### TASK DIRECTIONS
Pick out each line with the word "Total" from the material that follows.

### RECORDS TO PROCESS
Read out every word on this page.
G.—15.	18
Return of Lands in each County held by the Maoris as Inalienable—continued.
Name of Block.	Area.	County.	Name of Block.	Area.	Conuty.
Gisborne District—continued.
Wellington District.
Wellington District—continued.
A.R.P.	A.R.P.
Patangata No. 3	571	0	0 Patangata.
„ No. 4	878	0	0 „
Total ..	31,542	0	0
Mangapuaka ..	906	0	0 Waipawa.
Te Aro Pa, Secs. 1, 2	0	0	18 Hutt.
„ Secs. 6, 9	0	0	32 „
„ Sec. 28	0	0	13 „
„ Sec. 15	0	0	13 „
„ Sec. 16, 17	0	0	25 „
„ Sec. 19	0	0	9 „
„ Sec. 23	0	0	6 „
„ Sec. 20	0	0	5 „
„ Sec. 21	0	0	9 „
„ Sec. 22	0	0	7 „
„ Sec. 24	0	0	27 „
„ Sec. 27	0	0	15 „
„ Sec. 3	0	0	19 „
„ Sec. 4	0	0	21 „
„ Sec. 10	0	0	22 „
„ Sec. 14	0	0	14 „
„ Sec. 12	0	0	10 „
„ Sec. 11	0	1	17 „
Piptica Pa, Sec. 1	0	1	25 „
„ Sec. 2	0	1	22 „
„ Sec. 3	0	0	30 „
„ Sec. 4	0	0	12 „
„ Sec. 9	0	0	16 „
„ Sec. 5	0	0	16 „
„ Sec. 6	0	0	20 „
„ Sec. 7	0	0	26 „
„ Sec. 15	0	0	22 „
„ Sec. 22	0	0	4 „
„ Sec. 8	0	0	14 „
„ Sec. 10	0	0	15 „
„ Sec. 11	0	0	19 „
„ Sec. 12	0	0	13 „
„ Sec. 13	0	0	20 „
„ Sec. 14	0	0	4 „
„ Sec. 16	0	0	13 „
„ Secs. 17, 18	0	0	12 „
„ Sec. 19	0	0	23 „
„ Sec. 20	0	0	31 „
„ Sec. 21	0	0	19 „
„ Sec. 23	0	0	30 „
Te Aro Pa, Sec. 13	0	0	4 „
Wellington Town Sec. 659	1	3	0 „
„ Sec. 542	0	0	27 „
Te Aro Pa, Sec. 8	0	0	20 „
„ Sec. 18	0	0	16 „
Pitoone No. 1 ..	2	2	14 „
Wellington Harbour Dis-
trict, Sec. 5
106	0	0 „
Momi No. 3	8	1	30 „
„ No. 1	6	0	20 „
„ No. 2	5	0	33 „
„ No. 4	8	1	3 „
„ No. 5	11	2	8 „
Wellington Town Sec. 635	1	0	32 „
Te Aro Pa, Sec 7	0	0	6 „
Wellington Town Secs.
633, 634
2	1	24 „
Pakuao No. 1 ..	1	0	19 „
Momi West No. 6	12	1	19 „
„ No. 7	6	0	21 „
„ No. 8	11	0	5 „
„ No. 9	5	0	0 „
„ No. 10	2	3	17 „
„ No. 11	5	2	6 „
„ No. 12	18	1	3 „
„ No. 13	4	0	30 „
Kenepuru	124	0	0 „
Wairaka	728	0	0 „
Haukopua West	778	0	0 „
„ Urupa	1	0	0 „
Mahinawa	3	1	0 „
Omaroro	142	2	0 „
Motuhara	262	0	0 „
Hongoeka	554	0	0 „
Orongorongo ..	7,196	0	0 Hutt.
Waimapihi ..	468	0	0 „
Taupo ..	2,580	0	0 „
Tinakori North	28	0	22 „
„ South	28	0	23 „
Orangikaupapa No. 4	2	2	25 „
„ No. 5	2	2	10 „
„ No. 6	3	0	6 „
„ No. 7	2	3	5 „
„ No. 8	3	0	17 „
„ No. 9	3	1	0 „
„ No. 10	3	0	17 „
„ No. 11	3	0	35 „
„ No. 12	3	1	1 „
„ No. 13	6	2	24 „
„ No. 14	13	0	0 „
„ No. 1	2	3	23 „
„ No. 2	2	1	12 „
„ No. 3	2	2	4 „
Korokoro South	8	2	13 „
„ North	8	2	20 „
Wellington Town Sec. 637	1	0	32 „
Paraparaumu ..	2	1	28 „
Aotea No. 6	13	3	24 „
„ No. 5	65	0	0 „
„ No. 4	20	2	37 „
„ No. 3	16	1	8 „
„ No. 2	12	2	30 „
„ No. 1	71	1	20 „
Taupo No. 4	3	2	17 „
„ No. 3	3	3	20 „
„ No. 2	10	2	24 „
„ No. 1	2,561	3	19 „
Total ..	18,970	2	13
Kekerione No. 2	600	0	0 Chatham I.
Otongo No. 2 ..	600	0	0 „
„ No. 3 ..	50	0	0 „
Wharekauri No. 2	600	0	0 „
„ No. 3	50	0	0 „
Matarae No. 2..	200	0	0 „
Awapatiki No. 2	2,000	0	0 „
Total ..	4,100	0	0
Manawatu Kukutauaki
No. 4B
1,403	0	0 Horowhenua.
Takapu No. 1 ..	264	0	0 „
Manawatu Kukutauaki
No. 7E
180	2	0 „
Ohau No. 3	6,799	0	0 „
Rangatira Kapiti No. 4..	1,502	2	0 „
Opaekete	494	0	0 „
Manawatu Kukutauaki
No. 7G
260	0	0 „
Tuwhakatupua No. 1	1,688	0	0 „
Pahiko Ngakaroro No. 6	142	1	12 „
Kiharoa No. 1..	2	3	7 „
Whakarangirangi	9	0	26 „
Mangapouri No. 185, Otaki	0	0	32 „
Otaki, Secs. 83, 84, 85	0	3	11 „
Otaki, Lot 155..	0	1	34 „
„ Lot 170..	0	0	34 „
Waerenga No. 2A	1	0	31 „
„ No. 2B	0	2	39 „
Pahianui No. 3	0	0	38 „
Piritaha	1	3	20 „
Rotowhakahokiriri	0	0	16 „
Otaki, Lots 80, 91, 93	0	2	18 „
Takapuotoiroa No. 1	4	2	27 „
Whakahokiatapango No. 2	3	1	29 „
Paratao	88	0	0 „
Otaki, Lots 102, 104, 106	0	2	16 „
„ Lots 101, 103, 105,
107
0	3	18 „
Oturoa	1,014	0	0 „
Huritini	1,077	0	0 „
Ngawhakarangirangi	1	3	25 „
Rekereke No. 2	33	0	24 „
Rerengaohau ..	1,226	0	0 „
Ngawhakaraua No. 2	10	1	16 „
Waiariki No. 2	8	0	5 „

### EXPECTED ANSWER
Total ..	31,542	0	0
Total ..	18,970	2	13
Total ..	4,100	0	0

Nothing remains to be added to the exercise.